### EXERCISE INSTRUCTIONS
State how many lines in the records below contain the string "animal", and give nothing besides that number.

[Records drawn from a dataset]
—————
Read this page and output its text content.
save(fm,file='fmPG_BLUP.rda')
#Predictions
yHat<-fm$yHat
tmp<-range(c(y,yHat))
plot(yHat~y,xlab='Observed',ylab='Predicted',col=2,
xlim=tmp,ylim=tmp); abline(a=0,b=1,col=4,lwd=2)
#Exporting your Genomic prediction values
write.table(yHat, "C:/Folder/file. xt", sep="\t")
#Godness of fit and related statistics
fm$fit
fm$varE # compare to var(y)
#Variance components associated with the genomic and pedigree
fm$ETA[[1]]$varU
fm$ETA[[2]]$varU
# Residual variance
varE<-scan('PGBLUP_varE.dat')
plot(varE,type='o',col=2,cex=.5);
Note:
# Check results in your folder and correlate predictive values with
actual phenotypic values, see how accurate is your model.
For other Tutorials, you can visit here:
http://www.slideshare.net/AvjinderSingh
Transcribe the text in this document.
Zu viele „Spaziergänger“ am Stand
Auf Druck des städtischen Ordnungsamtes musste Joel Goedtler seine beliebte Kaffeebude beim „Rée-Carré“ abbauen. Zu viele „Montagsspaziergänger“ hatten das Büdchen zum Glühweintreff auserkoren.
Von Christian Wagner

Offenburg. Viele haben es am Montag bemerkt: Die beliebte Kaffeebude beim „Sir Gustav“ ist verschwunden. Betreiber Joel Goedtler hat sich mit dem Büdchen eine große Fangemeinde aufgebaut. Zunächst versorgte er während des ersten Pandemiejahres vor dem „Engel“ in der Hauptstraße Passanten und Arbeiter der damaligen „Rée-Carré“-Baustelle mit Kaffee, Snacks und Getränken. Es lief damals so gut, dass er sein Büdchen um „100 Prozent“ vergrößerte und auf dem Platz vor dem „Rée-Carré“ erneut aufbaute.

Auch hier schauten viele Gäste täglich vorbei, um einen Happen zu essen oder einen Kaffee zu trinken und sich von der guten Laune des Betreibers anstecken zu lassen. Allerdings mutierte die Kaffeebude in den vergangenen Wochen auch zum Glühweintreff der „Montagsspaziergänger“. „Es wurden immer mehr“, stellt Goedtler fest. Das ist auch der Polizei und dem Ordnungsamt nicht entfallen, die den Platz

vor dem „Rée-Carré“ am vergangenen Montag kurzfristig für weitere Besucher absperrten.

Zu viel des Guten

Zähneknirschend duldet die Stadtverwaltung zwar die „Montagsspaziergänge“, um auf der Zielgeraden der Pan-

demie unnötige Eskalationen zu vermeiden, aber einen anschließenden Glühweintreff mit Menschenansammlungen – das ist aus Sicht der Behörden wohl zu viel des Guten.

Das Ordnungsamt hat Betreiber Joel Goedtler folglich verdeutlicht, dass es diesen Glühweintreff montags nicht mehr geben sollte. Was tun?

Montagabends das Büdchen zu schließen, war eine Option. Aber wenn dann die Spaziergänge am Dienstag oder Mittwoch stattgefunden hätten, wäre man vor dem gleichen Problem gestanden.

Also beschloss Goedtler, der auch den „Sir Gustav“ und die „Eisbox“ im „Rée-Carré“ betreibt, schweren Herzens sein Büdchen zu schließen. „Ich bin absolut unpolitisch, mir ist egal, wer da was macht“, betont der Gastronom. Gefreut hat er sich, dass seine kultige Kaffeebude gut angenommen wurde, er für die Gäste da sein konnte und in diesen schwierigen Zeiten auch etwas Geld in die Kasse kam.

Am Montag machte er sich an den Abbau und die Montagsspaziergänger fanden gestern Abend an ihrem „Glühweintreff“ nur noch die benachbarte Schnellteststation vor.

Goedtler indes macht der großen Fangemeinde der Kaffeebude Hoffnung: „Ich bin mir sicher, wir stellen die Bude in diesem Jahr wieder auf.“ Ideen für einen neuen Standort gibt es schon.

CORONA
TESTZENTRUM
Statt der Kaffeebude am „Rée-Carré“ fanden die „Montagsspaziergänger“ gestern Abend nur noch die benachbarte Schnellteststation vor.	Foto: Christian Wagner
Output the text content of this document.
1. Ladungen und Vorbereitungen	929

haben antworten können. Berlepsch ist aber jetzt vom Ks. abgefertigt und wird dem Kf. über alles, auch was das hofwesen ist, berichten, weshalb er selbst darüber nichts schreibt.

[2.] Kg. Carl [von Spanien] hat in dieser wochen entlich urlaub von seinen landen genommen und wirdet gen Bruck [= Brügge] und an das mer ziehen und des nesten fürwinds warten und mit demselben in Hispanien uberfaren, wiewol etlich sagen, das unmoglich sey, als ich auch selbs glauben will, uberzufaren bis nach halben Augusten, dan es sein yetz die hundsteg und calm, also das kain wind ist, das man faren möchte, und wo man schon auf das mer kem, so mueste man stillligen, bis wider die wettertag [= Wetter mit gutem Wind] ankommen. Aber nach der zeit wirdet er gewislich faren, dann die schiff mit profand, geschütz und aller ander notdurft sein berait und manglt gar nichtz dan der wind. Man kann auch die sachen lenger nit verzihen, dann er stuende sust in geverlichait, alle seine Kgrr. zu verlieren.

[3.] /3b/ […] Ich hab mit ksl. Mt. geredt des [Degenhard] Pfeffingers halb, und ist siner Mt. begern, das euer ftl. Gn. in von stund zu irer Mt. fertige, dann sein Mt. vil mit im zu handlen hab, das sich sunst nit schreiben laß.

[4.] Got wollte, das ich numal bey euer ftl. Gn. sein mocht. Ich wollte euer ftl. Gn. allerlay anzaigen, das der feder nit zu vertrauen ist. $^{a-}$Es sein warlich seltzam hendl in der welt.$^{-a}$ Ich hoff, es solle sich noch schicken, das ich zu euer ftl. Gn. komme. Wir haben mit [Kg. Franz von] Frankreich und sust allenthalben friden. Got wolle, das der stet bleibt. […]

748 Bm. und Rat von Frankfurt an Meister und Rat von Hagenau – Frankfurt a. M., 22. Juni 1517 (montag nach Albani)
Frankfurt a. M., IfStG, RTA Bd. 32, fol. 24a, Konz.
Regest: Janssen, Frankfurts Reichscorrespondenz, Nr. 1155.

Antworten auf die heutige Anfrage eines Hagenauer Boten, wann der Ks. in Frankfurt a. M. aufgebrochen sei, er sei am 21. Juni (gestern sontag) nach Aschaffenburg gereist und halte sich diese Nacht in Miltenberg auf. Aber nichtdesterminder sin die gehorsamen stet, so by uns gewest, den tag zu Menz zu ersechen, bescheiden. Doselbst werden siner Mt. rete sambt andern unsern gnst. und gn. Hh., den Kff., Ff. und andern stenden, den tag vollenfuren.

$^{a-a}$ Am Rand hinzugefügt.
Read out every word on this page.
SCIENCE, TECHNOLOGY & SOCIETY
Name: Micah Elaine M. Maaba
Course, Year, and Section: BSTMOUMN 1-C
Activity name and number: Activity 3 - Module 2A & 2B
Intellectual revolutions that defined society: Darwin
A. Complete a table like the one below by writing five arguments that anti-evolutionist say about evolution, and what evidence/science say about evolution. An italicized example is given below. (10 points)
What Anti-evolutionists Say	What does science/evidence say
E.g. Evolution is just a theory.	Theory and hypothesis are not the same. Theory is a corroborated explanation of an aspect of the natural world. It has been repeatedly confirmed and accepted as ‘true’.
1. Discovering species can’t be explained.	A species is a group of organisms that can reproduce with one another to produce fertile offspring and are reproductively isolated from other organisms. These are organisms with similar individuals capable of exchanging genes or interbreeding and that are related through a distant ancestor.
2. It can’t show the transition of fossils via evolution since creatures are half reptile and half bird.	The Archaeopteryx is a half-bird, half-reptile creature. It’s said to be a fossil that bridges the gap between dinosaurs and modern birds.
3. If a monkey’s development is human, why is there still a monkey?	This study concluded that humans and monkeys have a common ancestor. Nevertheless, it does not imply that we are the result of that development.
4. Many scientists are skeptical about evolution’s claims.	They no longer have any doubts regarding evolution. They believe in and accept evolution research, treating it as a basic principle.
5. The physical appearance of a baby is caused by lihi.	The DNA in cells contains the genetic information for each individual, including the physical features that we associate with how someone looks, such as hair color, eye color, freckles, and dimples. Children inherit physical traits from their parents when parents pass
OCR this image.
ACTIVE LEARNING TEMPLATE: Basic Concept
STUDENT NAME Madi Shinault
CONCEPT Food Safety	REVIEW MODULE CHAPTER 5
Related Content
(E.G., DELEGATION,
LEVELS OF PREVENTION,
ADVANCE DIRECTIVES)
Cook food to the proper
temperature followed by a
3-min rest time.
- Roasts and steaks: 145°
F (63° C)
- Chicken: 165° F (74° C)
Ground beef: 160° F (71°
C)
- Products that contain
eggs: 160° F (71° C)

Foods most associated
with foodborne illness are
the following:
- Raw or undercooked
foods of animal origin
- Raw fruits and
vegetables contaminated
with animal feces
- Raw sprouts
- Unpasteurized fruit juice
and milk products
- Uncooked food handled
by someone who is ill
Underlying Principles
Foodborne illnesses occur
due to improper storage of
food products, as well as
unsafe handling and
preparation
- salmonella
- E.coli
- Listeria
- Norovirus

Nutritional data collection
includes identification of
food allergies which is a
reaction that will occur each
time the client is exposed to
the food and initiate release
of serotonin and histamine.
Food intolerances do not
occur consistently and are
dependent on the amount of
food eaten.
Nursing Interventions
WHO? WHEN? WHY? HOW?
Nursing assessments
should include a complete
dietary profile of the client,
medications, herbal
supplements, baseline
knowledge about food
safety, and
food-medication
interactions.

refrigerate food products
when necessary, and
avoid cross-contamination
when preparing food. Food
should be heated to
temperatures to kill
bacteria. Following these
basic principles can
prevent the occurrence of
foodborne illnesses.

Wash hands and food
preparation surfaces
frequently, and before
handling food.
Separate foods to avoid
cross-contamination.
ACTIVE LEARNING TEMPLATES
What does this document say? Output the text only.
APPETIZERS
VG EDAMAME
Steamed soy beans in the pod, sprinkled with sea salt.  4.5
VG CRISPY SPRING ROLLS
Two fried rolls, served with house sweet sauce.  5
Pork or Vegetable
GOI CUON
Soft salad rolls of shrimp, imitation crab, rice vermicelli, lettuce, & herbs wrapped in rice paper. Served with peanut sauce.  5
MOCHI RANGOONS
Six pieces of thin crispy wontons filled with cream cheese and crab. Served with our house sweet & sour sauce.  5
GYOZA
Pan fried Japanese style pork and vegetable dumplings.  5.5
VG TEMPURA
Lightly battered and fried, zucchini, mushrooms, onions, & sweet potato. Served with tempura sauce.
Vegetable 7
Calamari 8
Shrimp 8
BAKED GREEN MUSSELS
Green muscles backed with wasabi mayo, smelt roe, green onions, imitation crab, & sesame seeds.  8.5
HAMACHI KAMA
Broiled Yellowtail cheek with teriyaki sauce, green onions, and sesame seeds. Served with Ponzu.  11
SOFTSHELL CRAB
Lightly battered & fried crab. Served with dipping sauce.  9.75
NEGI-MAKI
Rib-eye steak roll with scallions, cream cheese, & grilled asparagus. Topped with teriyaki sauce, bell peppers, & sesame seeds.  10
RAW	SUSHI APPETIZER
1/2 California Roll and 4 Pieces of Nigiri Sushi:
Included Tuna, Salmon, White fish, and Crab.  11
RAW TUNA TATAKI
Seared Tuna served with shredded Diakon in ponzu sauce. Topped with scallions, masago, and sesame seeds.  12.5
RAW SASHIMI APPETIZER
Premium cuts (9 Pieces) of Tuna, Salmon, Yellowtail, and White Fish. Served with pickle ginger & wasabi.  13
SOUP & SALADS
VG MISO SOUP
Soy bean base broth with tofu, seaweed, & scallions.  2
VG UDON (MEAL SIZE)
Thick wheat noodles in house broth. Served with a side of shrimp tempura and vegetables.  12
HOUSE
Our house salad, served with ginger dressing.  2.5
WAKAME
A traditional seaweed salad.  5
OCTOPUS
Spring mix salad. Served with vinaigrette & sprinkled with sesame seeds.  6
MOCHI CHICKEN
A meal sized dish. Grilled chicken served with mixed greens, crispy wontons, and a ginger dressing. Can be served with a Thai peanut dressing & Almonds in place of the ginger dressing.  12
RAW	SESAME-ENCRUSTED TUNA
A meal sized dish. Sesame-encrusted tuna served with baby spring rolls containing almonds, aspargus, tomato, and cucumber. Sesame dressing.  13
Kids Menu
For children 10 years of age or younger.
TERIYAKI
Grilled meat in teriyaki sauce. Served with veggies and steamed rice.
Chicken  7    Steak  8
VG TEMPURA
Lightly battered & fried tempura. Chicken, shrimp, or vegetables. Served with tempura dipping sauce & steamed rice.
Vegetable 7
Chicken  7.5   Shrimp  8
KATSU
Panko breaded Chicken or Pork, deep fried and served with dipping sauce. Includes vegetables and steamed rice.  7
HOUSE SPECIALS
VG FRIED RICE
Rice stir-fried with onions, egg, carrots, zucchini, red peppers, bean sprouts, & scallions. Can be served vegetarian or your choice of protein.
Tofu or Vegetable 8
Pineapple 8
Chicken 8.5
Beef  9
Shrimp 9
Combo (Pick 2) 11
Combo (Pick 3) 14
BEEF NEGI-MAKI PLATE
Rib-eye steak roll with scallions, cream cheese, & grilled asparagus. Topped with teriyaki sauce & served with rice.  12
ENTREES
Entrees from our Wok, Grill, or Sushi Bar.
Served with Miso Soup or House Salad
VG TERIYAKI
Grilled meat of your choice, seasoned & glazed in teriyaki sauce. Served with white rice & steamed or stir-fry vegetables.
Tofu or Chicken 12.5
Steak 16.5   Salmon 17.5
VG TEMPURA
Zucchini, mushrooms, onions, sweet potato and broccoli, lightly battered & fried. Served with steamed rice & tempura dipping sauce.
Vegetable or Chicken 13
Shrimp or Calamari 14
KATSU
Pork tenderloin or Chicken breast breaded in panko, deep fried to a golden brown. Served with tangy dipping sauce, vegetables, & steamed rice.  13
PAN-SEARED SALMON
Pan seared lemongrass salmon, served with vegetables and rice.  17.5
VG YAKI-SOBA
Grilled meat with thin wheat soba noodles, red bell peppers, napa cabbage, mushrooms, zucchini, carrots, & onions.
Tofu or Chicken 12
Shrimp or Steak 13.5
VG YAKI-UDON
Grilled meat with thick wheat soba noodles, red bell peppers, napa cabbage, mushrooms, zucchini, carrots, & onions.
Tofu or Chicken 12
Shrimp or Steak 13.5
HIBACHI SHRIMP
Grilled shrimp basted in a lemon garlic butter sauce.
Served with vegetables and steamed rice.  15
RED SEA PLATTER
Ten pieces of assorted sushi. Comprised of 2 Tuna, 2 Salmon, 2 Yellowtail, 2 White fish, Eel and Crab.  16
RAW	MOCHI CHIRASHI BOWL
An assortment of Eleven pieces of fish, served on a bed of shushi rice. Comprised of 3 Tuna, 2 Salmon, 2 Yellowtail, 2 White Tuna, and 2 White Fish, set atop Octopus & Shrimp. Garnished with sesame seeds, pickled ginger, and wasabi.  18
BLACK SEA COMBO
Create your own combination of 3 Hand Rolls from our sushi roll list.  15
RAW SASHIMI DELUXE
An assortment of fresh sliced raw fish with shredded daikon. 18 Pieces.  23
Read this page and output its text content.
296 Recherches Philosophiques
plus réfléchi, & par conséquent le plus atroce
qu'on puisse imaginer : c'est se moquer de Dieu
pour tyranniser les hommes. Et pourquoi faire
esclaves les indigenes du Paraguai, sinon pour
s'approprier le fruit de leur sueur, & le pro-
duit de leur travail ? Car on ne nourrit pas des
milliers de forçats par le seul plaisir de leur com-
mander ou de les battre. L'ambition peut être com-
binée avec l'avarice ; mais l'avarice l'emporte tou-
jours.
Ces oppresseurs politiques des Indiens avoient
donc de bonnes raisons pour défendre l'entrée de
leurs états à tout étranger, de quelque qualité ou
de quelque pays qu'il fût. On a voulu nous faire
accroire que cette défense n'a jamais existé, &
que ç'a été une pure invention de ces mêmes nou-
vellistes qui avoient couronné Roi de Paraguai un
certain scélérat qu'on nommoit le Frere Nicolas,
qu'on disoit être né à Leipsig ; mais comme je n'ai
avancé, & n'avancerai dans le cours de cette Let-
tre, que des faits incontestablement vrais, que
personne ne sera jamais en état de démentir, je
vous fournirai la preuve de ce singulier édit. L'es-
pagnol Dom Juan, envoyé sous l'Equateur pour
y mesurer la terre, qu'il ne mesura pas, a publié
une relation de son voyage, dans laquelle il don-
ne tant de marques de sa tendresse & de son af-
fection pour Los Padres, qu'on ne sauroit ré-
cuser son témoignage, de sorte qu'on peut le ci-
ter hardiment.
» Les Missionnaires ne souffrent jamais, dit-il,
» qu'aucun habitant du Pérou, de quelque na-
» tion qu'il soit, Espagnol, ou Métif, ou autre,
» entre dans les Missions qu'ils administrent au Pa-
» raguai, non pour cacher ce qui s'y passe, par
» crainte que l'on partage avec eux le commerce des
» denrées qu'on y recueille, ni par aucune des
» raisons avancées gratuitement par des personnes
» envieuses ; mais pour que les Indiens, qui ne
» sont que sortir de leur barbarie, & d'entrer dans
—————
### THE COMPLETED TASK
2